* _Directive_
Print all entries precisely as they are written.
- - -
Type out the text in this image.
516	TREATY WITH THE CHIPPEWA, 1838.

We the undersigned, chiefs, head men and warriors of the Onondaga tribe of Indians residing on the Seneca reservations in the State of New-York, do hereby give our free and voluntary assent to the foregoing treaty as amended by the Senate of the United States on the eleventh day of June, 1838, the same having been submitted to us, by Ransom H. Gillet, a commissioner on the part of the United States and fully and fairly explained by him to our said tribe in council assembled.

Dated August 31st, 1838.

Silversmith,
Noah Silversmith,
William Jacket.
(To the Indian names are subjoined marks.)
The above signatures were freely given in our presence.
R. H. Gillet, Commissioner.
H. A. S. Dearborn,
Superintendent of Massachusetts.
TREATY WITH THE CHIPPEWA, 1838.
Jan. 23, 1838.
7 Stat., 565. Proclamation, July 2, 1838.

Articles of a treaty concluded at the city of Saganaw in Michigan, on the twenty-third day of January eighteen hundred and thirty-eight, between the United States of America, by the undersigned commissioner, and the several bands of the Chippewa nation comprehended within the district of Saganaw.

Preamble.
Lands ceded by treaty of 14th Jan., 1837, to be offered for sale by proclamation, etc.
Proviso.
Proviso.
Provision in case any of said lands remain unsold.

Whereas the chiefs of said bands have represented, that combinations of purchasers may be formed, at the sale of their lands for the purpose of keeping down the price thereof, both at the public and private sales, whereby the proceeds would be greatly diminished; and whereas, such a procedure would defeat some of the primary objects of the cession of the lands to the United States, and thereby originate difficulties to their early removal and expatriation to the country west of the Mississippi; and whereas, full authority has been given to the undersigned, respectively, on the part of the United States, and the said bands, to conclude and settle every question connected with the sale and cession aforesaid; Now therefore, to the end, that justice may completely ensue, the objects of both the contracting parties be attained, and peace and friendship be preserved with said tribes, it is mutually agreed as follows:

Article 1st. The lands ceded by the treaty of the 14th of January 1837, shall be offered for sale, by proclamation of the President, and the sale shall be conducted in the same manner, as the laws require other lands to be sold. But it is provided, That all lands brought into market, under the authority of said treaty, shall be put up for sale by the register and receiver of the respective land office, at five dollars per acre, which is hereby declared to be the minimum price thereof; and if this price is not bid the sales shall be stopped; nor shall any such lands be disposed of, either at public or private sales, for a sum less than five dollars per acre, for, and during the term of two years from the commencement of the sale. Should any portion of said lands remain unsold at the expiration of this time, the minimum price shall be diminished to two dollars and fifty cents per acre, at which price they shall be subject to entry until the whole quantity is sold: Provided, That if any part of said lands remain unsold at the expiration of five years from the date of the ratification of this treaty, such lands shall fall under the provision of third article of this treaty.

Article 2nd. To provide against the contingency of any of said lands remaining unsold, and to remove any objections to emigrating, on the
- - -
* _Task response_
Type out the text in this image.
516	TREATY WITH THE CHIPPEWA, 1838.

We the undersigned, chiefs, head men and warriors of the Onondaga tribe of Indians residing on the Seneca reservations in the State of New-York, do hereby give our free and voluntary assent to the foregoing treaty as amended by the Senate of the United States on the eleventh day of June, 1838, the same having been submitted to us, by Ransom H. Gillet, a commissioner on the part of the United States and fully and fairly explained by him to our said tribe in council assembled.

Dated August 31st, 1838.

Silversmith,
Noah Silversmith,
William Jacket.
(To the Indian names are subjoined marks.)
The above signatures were freely given in our presence.
R. H. Gillet, Commissioner.
H. A. S. Dearborn,
Superintendent of Massachusetts.
TREATY WITH THE CHIPPEWA, 1838.
Jan. 23, 1838.
7 Stat., 565. Proclamation, July 2, 1838.

Articles of a treaty concluded at the city of Saganaw in Michigan, on the twenty-third day of January eighteen hundred and thirty-eight, between the United States of America, by the undersigned commissioner, and the several bands of the Chippewa nation comprehended within the district of Saganaw.

Preamble.
Lands ceded by treaty of 14th Jan., 1837, to be offered for sale by proclamation, etc.
Proviso.
Proviso.
Provision in case any of said lands remain unsold.

Whereas the chiefs of said bands have represented, that combinations of purchasers may be formed, at the sale of their lands for the purpose of keeping down the price thereof, both at the public and private sales, whereby the proceeds would be greatly diminished; and whereas, such a procedure would defeat some of the primary objects of the cession of the lands to the United States, and thereby originate difficulties to their early removal and expatriation to the country west of the Mississippi; and whereas, full authority has been given to the undersigned, respectively, on the part of the United States, and the said bands, to conclude and settle every question connected with the sale and cession aforesaid; Now therefore, to the end, that justice may completely ensue, the objects of both the contracting parties be attained, and peace and friendship be preserved with said tribes, it is mutually agreed as follows:

Article 1st. The lands ceded by the treaty of the 14th of January 1837, shall be offered for sale, by proclamation of the President, and the sale shall be conducted in the same manner, as the laws require other lands to be sold. But it is provided, That all lands brought into market, under the authority of said treaty, shall be put up for sale by the register and receiver of the respective land office, at five dollars per acre, which is hereby declared to be the minimum price thereof; and if this price is not bid the sales shall be stopped; nor shall any such lands be disposed of, either at public or private sales, for a sum less than five dollars per acre, for, and during the term of two years from the commencement of the sale. Should any portion of said lands remain unsold at the expiration of this time, the minimum price shall be diminished to two dollars and fifty cents per acre, at which price they shall be subject to entry until the whole quantity is sold: Provided, That if any part of said lands remain unsold at the expiration of five years from the date of the ratification of this treaty, such lands shall fall under the provision of third article of this treaty.

Article 2nd. To provide against the contingency of any of said lands remaining unsold, and to remove any objections to emigrating, on the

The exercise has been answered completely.